To do ▸ Select each line where the word "this" appears.

Entries provided ▸
^^^^^^^^

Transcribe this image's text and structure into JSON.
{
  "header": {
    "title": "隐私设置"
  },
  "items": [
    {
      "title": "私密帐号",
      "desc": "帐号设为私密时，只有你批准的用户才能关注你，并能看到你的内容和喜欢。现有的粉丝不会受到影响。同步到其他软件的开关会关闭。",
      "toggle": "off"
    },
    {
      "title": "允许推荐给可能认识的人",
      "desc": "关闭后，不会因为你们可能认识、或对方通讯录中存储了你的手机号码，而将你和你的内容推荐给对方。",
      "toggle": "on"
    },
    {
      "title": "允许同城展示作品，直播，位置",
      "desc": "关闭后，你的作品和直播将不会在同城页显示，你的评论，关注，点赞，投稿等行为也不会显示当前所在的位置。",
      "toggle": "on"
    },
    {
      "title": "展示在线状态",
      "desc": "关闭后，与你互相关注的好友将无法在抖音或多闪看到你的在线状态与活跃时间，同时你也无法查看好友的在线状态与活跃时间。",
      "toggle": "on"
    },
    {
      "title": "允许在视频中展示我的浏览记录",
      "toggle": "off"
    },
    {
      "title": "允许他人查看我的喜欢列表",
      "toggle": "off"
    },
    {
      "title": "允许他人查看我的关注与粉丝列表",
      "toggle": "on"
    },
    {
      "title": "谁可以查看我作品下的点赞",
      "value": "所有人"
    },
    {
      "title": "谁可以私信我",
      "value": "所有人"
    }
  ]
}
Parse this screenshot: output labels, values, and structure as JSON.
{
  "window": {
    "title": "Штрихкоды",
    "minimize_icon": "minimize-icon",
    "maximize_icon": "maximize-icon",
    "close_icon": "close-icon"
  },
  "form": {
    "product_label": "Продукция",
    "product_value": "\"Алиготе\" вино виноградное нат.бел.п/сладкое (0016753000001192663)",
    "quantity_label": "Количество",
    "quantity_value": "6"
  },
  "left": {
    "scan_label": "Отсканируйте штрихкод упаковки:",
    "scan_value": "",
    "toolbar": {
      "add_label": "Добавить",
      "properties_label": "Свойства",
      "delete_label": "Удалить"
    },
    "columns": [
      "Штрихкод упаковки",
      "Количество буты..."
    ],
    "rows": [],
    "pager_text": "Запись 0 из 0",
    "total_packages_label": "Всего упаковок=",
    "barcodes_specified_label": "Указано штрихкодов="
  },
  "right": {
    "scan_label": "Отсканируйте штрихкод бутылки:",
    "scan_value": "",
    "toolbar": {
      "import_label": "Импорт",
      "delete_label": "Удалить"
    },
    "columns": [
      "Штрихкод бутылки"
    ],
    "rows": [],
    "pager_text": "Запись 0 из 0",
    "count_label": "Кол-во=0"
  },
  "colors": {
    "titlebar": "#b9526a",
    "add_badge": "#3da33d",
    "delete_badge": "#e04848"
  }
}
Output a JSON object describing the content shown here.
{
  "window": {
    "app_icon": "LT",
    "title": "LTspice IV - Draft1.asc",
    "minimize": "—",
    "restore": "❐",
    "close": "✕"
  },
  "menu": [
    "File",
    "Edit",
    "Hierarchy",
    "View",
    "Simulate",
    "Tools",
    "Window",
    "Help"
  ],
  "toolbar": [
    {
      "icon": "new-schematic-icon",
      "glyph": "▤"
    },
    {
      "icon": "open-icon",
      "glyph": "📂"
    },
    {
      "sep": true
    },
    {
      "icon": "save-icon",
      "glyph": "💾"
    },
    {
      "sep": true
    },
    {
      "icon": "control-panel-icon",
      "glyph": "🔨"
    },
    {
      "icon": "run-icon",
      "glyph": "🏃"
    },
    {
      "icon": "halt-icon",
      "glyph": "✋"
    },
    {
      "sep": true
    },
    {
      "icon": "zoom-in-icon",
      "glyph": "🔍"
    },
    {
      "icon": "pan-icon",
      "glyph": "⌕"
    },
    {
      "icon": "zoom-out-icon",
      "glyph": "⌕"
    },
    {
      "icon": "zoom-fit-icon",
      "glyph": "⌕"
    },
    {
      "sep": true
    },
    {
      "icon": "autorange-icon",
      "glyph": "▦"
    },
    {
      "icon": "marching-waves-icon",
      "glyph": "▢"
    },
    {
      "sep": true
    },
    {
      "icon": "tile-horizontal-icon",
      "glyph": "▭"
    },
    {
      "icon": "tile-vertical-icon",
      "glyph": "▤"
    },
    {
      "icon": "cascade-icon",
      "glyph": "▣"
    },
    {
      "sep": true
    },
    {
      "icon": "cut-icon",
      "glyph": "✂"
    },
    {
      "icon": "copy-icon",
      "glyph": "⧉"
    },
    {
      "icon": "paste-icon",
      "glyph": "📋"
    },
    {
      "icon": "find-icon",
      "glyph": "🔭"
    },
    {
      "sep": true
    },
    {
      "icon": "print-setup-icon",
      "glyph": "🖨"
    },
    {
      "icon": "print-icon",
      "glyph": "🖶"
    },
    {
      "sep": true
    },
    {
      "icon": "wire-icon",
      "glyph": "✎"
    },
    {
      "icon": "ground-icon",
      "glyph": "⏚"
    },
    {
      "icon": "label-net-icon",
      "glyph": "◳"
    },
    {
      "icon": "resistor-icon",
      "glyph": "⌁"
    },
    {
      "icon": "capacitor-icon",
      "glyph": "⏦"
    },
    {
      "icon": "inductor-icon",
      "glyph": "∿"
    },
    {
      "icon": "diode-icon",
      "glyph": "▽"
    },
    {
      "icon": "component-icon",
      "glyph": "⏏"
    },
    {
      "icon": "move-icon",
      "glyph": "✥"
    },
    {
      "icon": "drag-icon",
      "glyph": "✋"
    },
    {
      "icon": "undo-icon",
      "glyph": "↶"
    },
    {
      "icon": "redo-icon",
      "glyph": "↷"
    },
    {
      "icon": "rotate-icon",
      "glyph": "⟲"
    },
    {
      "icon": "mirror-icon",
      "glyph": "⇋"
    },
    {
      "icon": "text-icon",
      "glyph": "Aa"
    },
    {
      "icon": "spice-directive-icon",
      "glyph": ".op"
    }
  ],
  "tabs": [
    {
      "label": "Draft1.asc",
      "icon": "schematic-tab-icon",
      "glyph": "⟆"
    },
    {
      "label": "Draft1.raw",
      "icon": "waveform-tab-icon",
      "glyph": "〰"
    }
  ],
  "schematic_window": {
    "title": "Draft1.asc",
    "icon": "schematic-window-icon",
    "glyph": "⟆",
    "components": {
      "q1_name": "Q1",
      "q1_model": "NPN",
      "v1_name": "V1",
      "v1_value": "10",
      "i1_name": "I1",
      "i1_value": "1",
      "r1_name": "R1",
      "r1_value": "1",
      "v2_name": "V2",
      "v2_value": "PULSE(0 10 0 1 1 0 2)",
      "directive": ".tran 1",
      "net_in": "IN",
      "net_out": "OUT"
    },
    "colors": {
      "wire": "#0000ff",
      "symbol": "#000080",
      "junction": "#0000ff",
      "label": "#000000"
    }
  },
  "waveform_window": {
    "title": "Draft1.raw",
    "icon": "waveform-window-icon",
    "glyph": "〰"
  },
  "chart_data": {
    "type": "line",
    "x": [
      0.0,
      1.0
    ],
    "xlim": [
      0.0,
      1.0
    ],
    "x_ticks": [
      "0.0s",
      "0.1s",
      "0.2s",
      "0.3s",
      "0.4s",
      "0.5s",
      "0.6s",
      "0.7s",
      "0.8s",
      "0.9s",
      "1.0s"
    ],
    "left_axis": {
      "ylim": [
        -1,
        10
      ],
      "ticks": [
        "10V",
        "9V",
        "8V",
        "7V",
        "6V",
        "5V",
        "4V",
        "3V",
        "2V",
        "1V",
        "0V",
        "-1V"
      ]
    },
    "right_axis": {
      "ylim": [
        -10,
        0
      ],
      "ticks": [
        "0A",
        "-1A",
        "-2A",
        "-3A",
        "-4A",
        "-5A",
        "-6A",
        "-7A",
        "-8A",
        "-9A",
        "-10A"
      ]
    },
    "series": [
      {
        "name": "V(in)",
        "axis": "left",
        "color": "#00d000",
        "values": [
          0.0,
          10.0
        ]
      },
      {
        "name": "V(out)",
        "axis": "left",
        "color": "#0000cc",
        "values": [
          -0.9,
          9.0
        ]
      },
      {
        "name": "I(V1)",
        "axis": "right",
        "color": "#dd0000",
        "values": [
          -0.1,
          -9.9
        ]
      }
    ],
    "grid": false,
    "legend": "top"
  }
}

^^^^^^^^

The completed task ▸
Transcribe this image's text and structure into JSON.
Parse this screenshot: output labels, values, and structure as JSON.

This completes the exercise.